(Dataset items)
━━━━━━

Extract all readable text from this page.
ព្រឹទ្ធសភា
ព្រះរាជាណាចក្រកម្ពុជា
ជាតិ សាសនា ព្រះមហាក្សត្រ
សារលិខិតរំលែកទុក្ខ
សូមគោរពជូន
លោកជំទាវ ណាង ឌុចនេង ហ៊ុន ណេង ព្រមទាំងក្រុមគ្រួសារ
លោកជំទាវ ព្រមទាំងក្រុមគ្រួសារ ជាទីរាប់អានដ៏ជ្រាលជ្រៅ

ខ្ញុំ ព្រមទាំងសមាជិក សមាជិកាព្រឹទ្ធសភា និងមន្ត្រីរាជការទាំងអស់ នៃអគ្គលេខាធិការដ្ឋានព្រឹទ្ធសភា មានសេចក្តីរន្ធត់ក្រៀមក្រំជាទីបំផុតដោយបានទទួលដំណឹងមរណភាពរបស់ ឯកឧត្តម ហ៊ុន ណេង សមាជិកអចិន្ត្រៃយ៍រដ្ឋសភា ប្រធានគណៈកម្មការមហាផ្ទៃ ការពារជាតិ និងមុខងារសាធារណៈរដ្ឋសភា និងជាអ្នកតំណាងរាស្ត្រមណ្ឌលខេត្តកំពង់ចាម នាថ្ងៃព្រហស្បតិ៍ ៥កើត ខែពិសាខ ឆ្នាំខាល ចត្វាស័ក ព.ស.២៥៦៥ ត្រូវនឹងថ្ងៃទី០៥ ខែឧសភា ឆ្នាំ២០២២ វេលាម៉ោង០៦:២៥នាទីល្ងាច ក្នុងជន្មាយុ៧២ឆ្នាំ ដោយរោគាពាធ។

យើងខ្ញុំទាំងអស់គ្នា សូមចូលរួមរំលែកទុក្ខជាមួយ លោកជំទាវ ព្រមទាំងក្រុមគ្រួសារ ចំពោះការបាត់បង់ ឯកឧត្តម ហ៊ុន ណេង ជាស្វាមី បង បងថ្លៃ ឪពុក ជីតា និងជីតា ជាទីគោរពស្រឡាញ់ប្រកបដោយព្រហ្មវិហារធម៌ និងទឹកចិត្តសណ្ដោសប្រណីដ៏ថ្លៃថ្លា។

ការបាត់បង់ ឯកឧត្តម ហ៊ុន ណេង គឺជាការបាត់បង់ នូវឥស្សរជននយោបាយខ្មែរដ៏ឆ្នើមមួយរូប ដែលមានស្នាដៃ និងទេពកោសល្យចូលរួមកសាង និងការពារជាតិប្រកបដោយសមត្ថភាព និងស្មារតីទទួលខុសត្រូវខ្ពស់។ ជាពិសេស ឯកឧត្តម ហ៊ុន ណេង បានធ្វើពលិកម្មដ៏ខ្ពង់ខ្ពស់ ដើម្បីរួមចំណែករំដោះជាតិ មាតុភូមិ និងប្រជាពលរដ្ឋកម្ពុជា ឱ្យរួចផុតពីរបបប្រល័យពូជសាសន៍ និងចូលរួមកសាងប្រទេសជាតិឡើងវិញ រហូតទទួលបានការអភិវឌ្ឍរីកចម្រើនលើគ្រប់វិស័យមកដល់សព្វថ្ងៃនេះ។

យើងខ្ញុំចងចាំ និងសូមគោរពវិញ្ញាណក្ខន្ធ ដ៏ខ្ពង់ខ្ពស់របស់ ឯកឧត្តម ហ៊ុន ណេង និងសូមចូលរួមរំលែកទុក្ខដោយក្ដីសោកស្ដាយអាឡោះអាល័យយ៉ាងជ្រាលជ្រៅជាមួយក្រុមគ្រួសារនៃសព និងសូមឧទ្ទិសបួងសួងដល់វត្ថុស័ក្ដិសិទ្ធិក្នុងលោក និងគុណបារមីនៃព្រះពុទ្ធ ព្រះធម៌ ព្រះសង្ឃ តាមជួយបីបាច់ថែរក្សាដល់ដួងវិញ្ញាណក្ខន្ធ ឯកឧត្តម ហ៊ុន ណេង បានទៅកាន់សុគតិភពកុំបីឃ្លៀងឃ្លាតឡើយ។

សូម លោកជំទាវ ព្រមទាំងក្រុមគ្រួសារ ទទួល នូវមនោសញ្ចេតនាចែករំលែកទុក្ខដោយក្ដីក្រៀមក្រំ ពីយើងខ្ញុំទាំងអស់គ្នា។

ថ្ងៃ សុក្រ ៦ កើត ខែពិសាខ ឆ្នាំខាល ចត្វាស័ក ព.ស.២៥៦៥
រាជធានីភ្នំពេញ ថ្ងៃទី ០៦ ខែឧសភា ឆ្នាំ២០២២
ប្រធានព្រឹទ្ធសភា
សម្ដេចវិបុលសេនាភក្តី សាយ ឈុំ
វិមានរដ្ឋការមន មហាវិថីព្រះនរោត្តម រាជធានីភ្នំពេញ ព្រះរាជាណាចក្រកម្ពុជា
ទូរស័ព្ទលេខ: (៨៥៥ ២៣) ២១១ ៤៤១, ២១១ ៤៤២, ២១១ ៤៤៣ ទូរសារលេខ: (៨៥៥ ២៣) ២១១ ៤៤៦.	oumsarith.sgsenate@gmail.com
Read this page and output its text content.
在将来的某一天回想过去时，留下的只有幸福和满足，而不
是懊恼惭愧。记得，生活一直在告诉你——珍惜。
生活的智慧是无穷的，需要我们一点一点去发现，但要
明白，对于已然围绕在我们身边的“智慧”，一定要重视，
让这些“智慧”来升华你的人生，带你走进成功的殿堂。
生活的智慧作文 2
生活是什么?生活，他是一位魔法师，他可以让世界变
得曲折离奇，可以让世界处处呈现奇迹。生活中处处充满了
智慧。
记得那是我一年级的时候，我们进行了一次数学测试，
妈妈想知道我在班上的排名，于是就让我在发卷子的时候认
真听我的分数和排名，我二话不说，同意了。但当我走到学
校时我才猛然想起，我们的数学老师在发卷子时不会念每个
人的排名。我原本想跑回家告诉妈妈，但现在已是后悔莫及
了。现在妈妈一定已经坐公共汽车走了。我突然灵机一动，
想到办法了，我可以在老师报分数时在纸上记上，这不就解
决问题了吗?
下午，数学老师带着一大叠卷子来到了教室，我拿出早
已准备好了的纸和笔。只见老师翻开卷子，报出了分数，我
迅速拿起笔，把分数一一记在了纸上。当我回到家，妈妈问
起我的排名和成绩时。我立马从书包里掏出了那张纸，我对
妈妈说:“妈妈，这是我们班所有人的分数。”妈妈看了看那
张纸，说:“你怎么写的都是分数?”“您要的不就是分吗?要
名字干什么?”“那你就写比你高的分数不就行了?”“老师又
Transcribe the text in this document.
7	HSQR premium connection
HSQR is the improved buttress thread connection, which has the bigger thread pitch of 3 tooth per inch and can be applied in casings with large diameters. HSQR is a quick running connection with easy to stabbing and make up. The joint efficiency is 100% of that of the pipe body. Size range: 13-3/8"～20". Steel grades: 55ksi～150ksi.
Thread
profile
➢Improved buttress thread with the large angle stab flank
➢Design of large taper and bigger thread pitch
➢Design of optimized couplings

━━━━━━

_Your instructions_.
Quote each line of the listing above exactly.

_Problem solution_.
Extract all readable text from this page.
ព្រឹទ្ធសភា
ព្រះរាជាណាចក្រកម្ពុជា
ជាតិ សាសនា ព្រះមហាក្សត្រ
សារលិខិតរំលែកទុក្ខ
សូមគោរពជូន
លោកជំទាវ ណាង ឌុចនេង ហ៊ុន ណេង ព្រមទាំងក្រុមគ្រួសារ
លោកជំទាវ ព្រមទាំងក្រុមគ្រួសារ ជាទីរាប់អានដ៏ជ្រាលជ្រៅ

ខ្ញុំ ព្រមទាំងសមាជិក សមាជិកាព្រឹទ្ធសភា និងមន្ត្រីរាជការទាំងអស់ នៃអគ្គលេខាធិការដ្ឋានព្រឹទ្ធសភា មានសេចក្តីរន្ធត់ក្រៀមក្រំជាទីបំផុតដោយបានទទួលដំណឹងមរណភាពរបស់ ឯកឧត្តម ហ៊ុន ណេង សមាជិកអចិន្ត្រៃយ៍រដ្ឋសភា ប្រធានគណៈកម្មការមហាផ្ទៃ ការពារជាតិ និងមុខងារសាធារណៈរដ្ឋសភា និងជាអ្នកតំណាងរាស្ត្រមណ្ឌលខេត្តកំពង់ចាម នាថ្ងៃព្រហស្បតិ៍ ៥កើត ខែពិសាខ ឆ្នាំខាល ចត្វាស័ក ព.ស.២៥៦៥ ត្រូវនឹងថ្ងៃទី០៥ ខែឧសភា ឆ្នាំ២០២២ វេលាម៉ោង០៦:២៥នាទីល្ងាច ក្នុងជន្មាយុ៧២ឆ្នាំ ដោយរោគាពាធ។

យើងខ្ញុំទាំងអស់គ្នា សូមចូលរួមរំលែកទុក្ខជាមួយ លោកជំទាវ ព្រមទាំងក្រុមគ្រួសារ ចំពោះការបាត់បង់ ឯកឧត្តម ហ៊ុន ណេង ជាស្វាមី បង បងថ្លៃ ឪពុក ជីតា និងជីតា ជាទីគោរពស្រឡាញ់ប្រកបដោយព្រហ្មវិហារធម៌ និងទឹកចិត្តសណ្ដោសប្រណីដ៏ថ្លៃថ្លា។

ការបាត់បង់ ឯកឧត្តម ហ៊ុន ណេង គឺជាការបាត់បង់ នូវឥស្សរជននយោបាយខ្មែរដ៏ឆ្នើមមួយរូប ដែលមានស្នាដៃ និងទេពកោសល្យចូលរួមកសាង និងការពារជាតិប្រកបដោយសមត្ថភាព និងស្មារតីទទួលខុសត្រូវខ្ពស់។ ជាពិសេស ឯកឧត្តម ហ៊ុន ណេង បានធ្វើពលិកម្មដ៏ខ្ពង់ខ្ពស់ ដើម្បីរួមចំណែករំដោះជាតិ មាតុភូមិ និងប្រជាពលរដ្ឋកម្ពុជា ឱ្យរួចផុតពីរបបប្រល័យពូជសាសន៍ និងចូលរួមកសាងប្រទេសជាតិឡើងវិញ រហូតទទួលបានការអភិវឌ្ឍរីកចម្រើនលើគ្រប់វិស័យមកដល់សព្វថ្ងៃនេះ។

យើងខ្ញុំចងចាំ និងសូមគោរពវិញ្ញាណក្ខន្ធ ដ៏ខ្ពង់ខ្ពស់របស់ ឯកឧត្តម ហ៊ុន ណេង និងសូមចូលរួមរំលែកទុក្ខដោយក្ដីសោកស្ដាយអាឡោះអាល័យយ៉ាងជ្រាលជ្រៅជាមួយក្រុមគ្រួសារនៃសព និងសូមឧទ្ទិសបួងសួងដល់វត្ថុស័ក្ដិសិទ្ធិក្នុងលោក និងគុណបារមីនៃព្រះពុទ្ធ ព្រះធម៌ ព្រះសង្ឃ តាមជួយបីបាច់ថែរក្សាដល់ដួងវិញ្ញាណក្ខន្ធ ឯកឧត្តម ហ៊ុន ណេង បានទៅកាន់សុគតិភពកុំបីឃ្លៀងឃ្លាតឡើយ។

សូម លោកជំទាវ ព្រមទាំងក្រុមគ្រួសារ ទទួល នូវមនោសញ្ចេតនាចែករំលែកទុក្ខដោយក្ដីក្រៀមក្រំ ពីយើងខ្ញុំទាំងអស់គ្នា។

ថ្ងៃ សុក្រ ៦ កើត ខែពិសាខ ឆ្នាំខាល ចត្វាស័ក ព.ស.២៥៦៥
រាជធានីភ្នំពេញ ថ្ងៃទី ០៦ ខែឧសភា ឆ្នាំ២០២២
ប្រធានព្រឹទ្ធសភា
សម្ដេចវិបុលសេនាភក្តី សាយ ឈុំ
វិមានរដ្ឋការមន មហាវិថីព្រះនរោត្តម រាជធានីភ្នំពេញ ព្រះរាជាណាចក្រកម្ពុជា
ទូរស័ព្ទលេខ: (៨៥៥ ២៣) ២១១ ៤៤១, ២១១ ៤៤២, ២១១ ៤៤៣ ទូរសារលេខ: (៨៥៥ ២៣) ២១១ ៤៤៦.	oumsarith.sgsenate@gmail.com
Read this page and output its text content.
在将来的某一天回想过去时，留下的只有幸福和满足，而不
是懊恼惭愧。记得，生活一直在告诉你——珍惜。
生活的智慧是无穷的，需要我们一点一点去发现，但要
明白，对于已然围绕在我们身边的“智慧”，一定要重视，
让这些“智慧”来升华你的人生，带你走进成功的殿堂。
生活的智慧作文 2
生活是什么?生活，他是一位魔法师，他可以让世界变
得曲折离奇，可以让世界处处呈现奇迹。生活中处处充满了
智慧。
记得那是我一年级的时候，我们进行了一次数学测试，
妈妈想知道我在班上的排名，于是就让我在发卷子的时候认
真听我的分数和排名，我二话不说，同意了。但当我走到学
校时我才猛然想起，我们的数学老师在发卷子时不会念每个
人的排名。我原本想跑回家告诉妈妈，但现在已是后悔莫及
了。现在妈妈一定已经坐公共汽车走了。我突然灵机一动，
想到办法了，我可以在老师报分数时在纸上记上，这不就解
决问题了吗?
下午，数学老师带着一大叠卷子来到了教室，我拿出早
已准备好了的纸和笔。只见老师翻开卷子，报出了分数，我
迅速拿起笔，把分数一一记在了纸上。当我回到家，妈妈问
起我的排名和成绩时。我立马从书包里掏出了那张纸，我对
妈妈说:“妈妈，这是我们班所有人的分数。”妈妈看了看那
张纸，说:“你怎么写的都是分数?”“您要的不就是分吗?要
名字干什么?”“那你就写比你高的分数不就行了?”“老师又
Transcribe the text in this document.
7	HSQR premium connection
HSQR is the improved buttress thread connection, which has the bigger thread pitch of 3 tooth per inch and can be applied in casings with large diameters. HSQR is a quick running connection with easy to stabbing and make up. The joint efficiency is 100% of that of the pipe body. Size range: 13-3/8"～20". Steel grades: 55ksi～150ksi.
Thread
profile
➢Improved buttress thread with the large angle stab flank
➢Design of large taper and bigger thread pitch
➢Design of optimized couplings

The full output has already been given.